From the entries below, copy every line holding the word "Risk".
Top of Recorded data
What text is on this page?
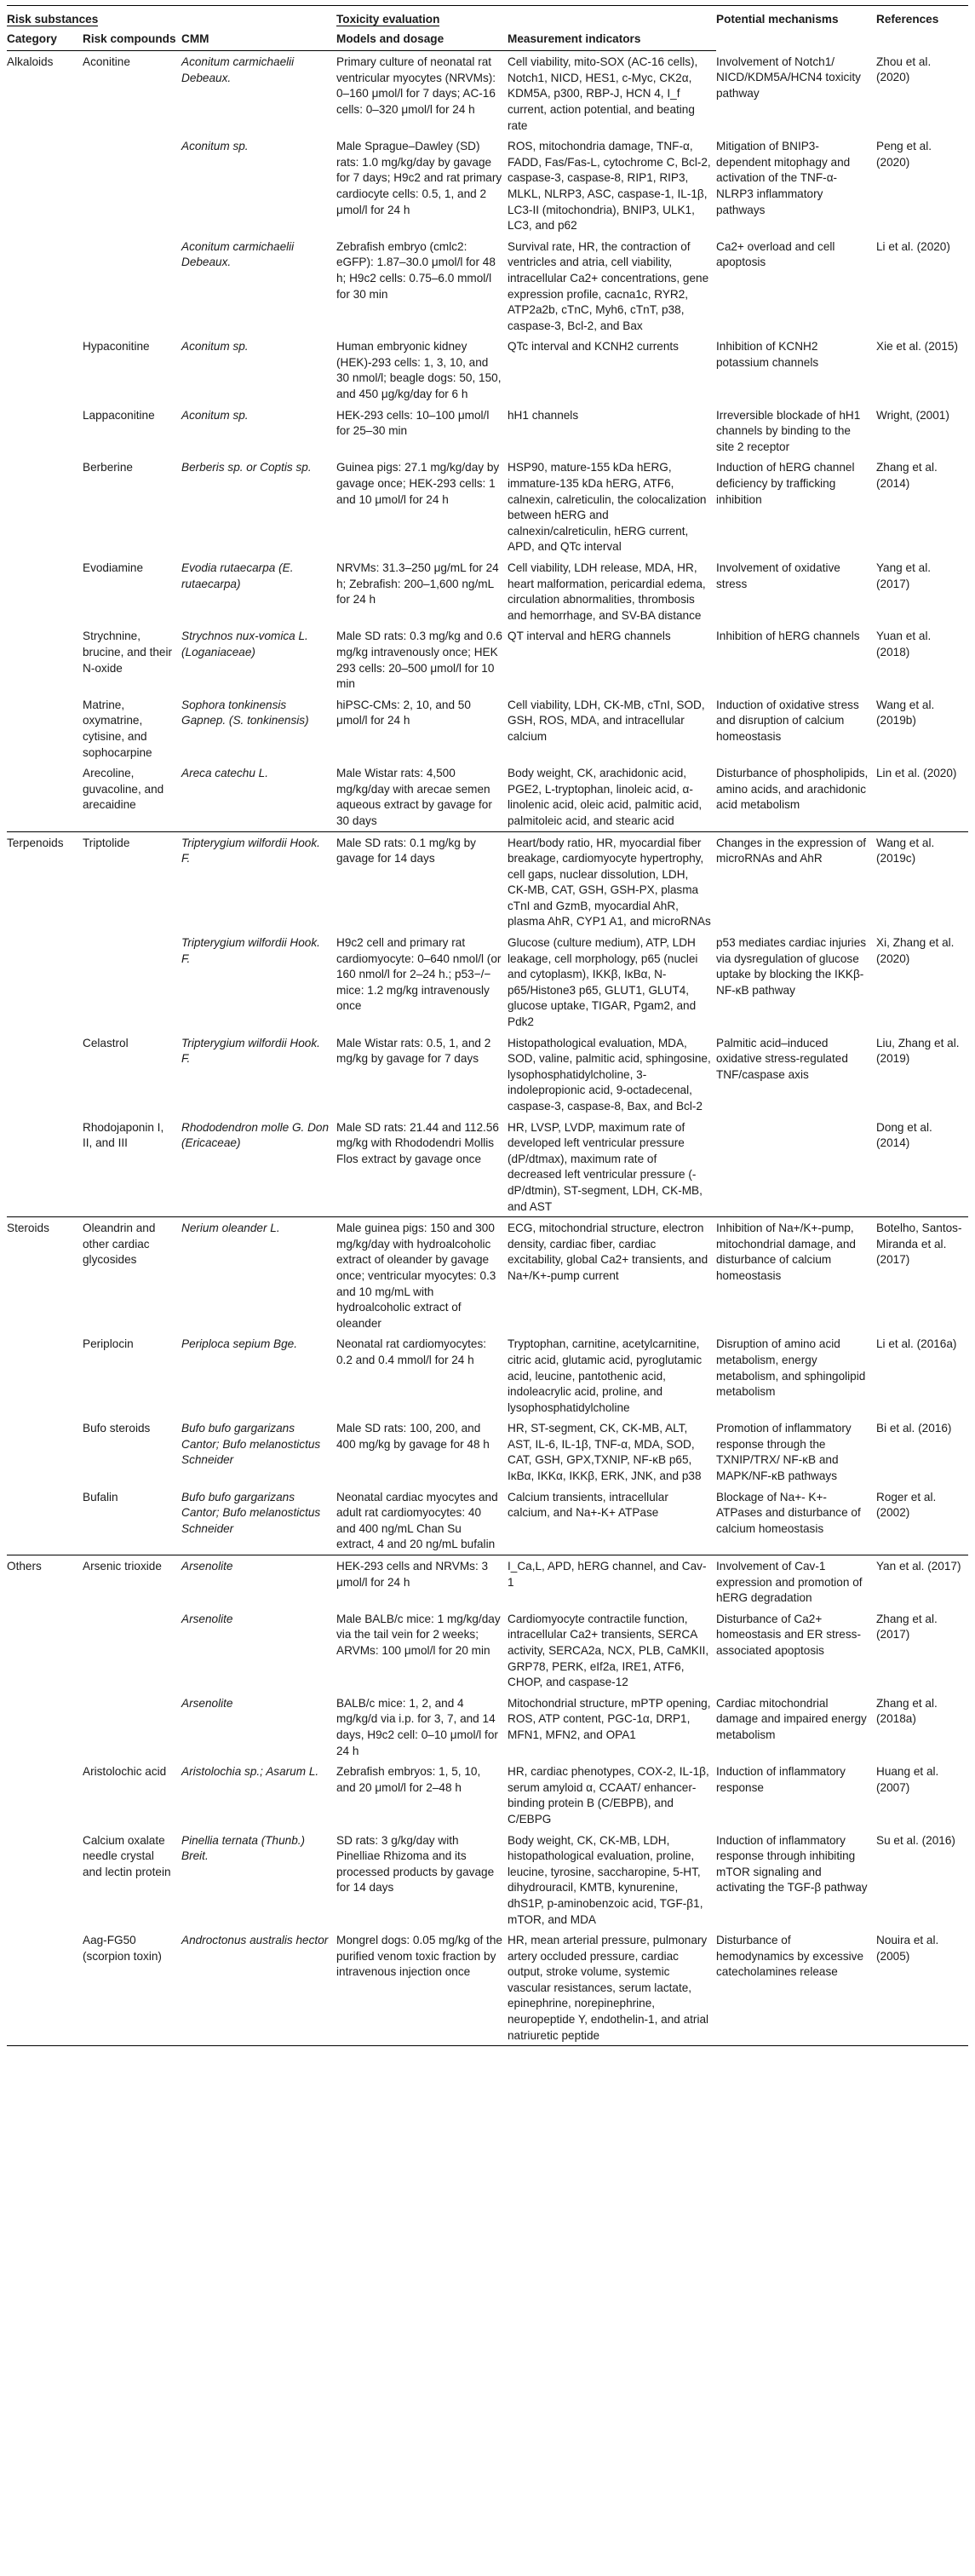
Risk substances			Toxicity evaluation		Potential mechanisms	References
Category	Risk compounds	CMM	Models and dosage	Measurement indicators		
Alkaloids	Aconitine	Aconitum carmichaelii Debeaux.	Primary culture of neonatal rat ventricular myocytes (NRVMs): 0–160 μmol/l for 7 days; AC-16 cells: 0–320 μmol/l for 24 h	Cell viability, mito-SOX (AC-16 cells), Notch1, NICD, HES1, c-Myc, CK2α, KDM5A, p300, RBP-J, HCN 4, I_f current, action potential, and beating rate	Involvement of Notch1/ NICD/KDM5A/HCN4 toxicity pathway	Zhou et al. (2020)
		Aconitum sp.	Male Sprague–Dawley (SD) rats: 1.0 mg/kg/day by gavage for 7 days; H9c2 and rat primary cardiocyte cells: 0.5, 1, and 2 μmol/l for 24 h	ROS, mitochondria damage, TNF-α, FADD, Fas/Fas-L, cytochrome C, Bcl-2, caspase-3, caspase-8, RIP1, RIP3, MLKL, NLRP3, ASC, caspase-1, IL-1β, LC3-II (mitochondria), BNIP3, ULK1, LC3, and p62	Mitigation of BNIP3-dependent mitophagy and activation of the TNF-α-NLRP3 inflammatory pathways	Peng et al. (2020)
		Aconitum carmichaelii Debeaux.	Zebrafish embryo (cmlc2: eGFP): 1.87–30.0 μmol/l for 48 h; H9c2 cells: 0.75–6.0 mmol/l for 30 min	Survival rate, HR, the contraction of ventricles and atria, cell viability, intracellular Ca2+ concentrations, gene expression profile, cacna1c, RYR2, ATP2a2b, cTnC, Myh6, cTnT, p38, caspase-3, Bcl-2, and Bax	Ca2+ overload and cell apoptosis	Li et al. (2020)
	Hypaconitine	Aconitum sp.	Human embryonic kidney (HEK)-293 cells: 1, 3, 10, and 30 nmol/l; beagle dogs: 50, 150, and 450 μg/kg/day for 6 h	QTc interval and KCNH2 currents	Inhibition of KCNH2 potassium channels	Xie et al. (2015)
	Lappaconitine	Aconitum sp.	HEK-293 cells: 10–100 μmol/l for 25–30 min	hH1 channels	Irreversible blockade of hH1 channels by binding to the site 2 receptor	Wright, (2001)
	Berberine	Berberis sp. or Coptis sp.	Guinea pigs: 27.1 mg/kg/day by gavage once; HEK-293 cells: 1 and 10 μmol/l for 24 h	HSP90, mature-155 kDa hERG, immature-135 kDa hERG, ATF6, calnexin, calreticulin, the colocalization between hERG and calnexin/calreticulin, hERG current, APD, and QTc interval	Induction of hERG channel deficiency by trafficking inhibition	Zhang et al. (2014)
	Evodiamine	Evodia rutaecarpa (E. rutaecarpa)	NRVMs: 31.3–250 μg/mL for 24 h; Zebrafish: 200–1,600 ng/mL for 24 h	Cell viability, LDH release, MDA, HR, heart malformation, pericardial edema, circulation abnormalities, thrombosis and hemorrhage, and SV-BA distance	Involvement of oxidative stress	Yang et al. (2017)
	Strychnine, brucine, and their N-oxide	Strychnos nux-vomica L. (Loganiaceae)	Male SD rats: 0.3 mg/kg and 0.6 mg/kg intravenously once; HEK 293 cells: 20–500 μmol/l for 10 min	QT interval and hERG channels	Inhibition of hERG channels	Yuan et al. (2018)
	Matrine, oxymatrine, cytisine, and sophocarpine	Sophora tonkinensis Gapnep. (S. tonkinensis)	hiPSC-CMs: 2, 10, and 50 μmol/l for 24 h	Cell viability, LDH, CK-MB, cTnI, SOD, GSH, ROS, MDA, and intracellular calcium	Induction of oxidative stress and disruption of calcium homeostasis	Wang et al. (2019b)
	Arecoline, guvacoline, and arecaidine	Areca catechu L.	Male Wistar rats: 4,500 mg/kg/day with arecae semen aqueous extract by gavage for 30 days	Body weight, CK, arachidonic acid, PGE2, L-tryptophan, linoleic acid, α-linolenic acid, oleic acid, palmitic acid, palmitoleic acid, and stearic acid	Disturbance of phospholipids, amino acids, and arachidonic acid metabolism	Lin et al. (2020)
Terpenoids	Triptolide	Tripterygium wilfordii Hook. F.	Male SD rats: 0.1 mg/kg by gavage for 14 days	Heart/body ratio, HR, myocardial fiber breakage, cardiomyocyte hypertrophy, cell gaps, nuclear dissolution, LDH, CK-MB, CAT, GSH, GSH-PX, plasma cTnI and GzmB, myocardial AhR, plasma AhR, CYP1 A1, and microRNAs	Changes in the expression of microRNAs and AhR	Wang et al. (2019c)
		Tripterygium wilfordii Hook. F.	H9c2 cell and primary rat cardiomyocyte: 0–640 nmol/l (or 160 nmol/l for 2–24 h.; p53−/− mice: 1.2 mg/kg intravenously once	Glucose (culture medium), ATP, LDH leakage, cell morphology, p65 (nuclei and cytoplasm), IKKβ, IκBα, N-p65/Histone3 p65, GLUT1, GLUT4, glucose uptake, TIGAR, Pgam2, and Pdk2	p53 mediates cardiac injuries via dysregulation of glucose uptake by blocking the IKKβ-NF-κB pathway	Xi, Zhang et al. (2020)
	Celastrol	Tripterygium wilfordii Hook. F.	Male Wistar rats: 0.5, 1, and 2 mg/kg by gavage for 7 days	Histopathological evaluation, MDA, SOD, valine, palmitic acid, sphingosine, lysophosphatidylcholine, 3-indolepropionic acid, 9-octadecenal, caspase-3, caspase-8, Bax, and Bcl-2	Palmitic acid–induced oxidative stress-regulated TNF/caspase axis	Liu, Zhang et al. (2019)
	Rhodojaponin I, II, and III	Rhododendron molle G. Don (Ericaceae)	Male SD rats: 21.44 and 112.56 mg/kg with Rhododendri Mollis Flos extract by gavage once	HR, LVSP, LVDP, maximum rate of developed left ventricular pressure (dP/dtmax), maximum rate of decreased left ventricular pressure (-dP/dtmin), ST-segment, LDH, CK-MB, and AST		Dong et al. (2014)
Steroids	Oleandrin and other cardiac glycosides	Nerium oleander L.	Male guinea pigs: 150 and 300 mg/kg/day with hydroalcoholic extract of oleander by gavage once; ventricular myocytes: 0.3 and 10 mg/mL with hydroalcoholic extract of oleander	ECG, mitochondrial structure, electron density, cardiac fiber, cardiac excitability, global Ca2+ transients, and Na+/K+-pump current	Inhibition of Na+/K+-pump, mitochondrial damage, and disturbance of calcium homeostasis	Botelho, Santos-Miranda et al. (2017)
	Periplocin	Periploca sepium Bge.	Neonatal rat cardiomyocytes: 0.2 and 0.4 mmol/l for 24 h	Tryptophan, carnitine, acetylcarnitine, citric acid, glutamic acid, pyroglutamic acid, leucine, pantothenic acid, indoleacrylic acid, proline, and lysophosphatidylcholine	Disruption of amino acid metabolism, energy metabolism, and sphingolipid metabolism	Li et al. (2016a)
	Bufo steroids	Bufo bufo gargarizans Cantor; Bufo melanostictus Schneider	Male SD rats: 100, 200, and 400 mg/kg by gavage for 48 h	HR, ST-segment, CK, CK-MB, ALT, AST, IL-6, IL-1β, TNF-α, MDA, SOD, CAT, GSH, GPX,TXNIP, NF-κB p65, IκBα, IKKα, IKKβ, ERK, JNK, and p38	Promotion of inflammatory response through the TXNIP/TRX/ NF-κB and MAPK/NF-κB pathways	Bi et al. (2016)
	Bufalin	Bufo bufo gargarizans Cantor; Bufo melanostictus Schneider	Neonatal cardiac myocytes and adult rat cardiomyocytes: 40 and 400 ng/mL Chan Su extract, 4 and 20 ng/mL bufalin	Calcium transients, intracellular calcium, and Na+-K+ ATPase	Blockage of Na+- K+-ATPases and disturbance of calcium homeostasis	Roger et al. (2002)
Others	Arsenic trioxide	Arsenolite	HEK-293 cells and NRVMs: 3 μmol/l for 24 h	I_Ca,L, APD, hERG channel, and Cav-1	Involvement of Cav-1 expression and promotion of hERG degradation	Yan et al. (2017)
		Arsenolite	Male BALB/c mice: 1 mg/kg/day via the tail vein for 2 weeks; ARVMs: 100 μmol/l for 20 min	Cardiomyocyte contractile function, intracellular Ca2+ transients, SERCA activity, SERCA2a, NCX, PLB, CaMKII, GRP78, PERK, eIf2a, IRE1, ATF6, CHOP, and caspase-12	Disturbance of Ca2+ homeostasis and ER stress-associated apoptosis	Zhang et al. (2017)
		Arsenolite	BALB/c mice: 1, 2, and 4 mg/kg/d via i.p. for 3, 7, and 14 days, H9c2 cell: 0–10 μmol/l for 24 h	Mitochondrial structure, mPTP opening, ROS, ATP content, PGC-1α, DRP1, MFN1, MFN2, and OPA1	Cardiac mitochondrial damage and impaired energy metabolism	Zhang et al. (2018a)
	Aristolochic acid	Aristolochia sp.; Asarum L.	Zebrafish embryos: 1, 5, 10, and 20 μmol/l for 2–48 h	HR, cardiac phenotypes, COX-2, IL-1β, serum amyloid α, CCAAT/ enhancer-binding protein B (C/EBPB), and C/EBPG	Induction of inflammatory response	Huang et al. (2007)
	Calcium oxalate needle crystal and lectin protein	Pinellia ternata (Thunb.) Breit.	SD rats: 3 g/kg/day with Pinelliae Rhizoma and its processed products by gavage for 14 days	Body weight, CK, CK-MB, LDH, histopathological evaluation, proline, leucine, tyrosine, saccharopine, 5-HT, dihydrouracil, KMTB, kynurenine, dhS1P, p-aminobenzoic acid, TGF-β1, mTOR, and MDA	Induction of inflammatory response through inhibiting mTOR signaling and activating the TGF-β pathway	Su et al. (2016)
	Aag-FG50 (scorpion toxin)	Androctonus australis hector	Mongrel dogs: 0.05 mg/kg of the purified venom toxic fraction by intravenous injection once	HR, mean arterial pressure, pulmonary artery occluded pressure, cardiac output, stroke volume, systemic vascular resistances, serum lactate, epinephrine, norepinephrine, neuropeptide Y, endothelin-1, and atrial natriuretic peptide	Disturbance of hemodynamics by excessive catecholamines release	Nouira et al. (2005)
Bottom of Recorded data
§ Reply
Risk substances			Toxicity evaluation		Potential mechanisms	References
Category	Risk compounds	CMM	Models and dosage	Measurement indicators		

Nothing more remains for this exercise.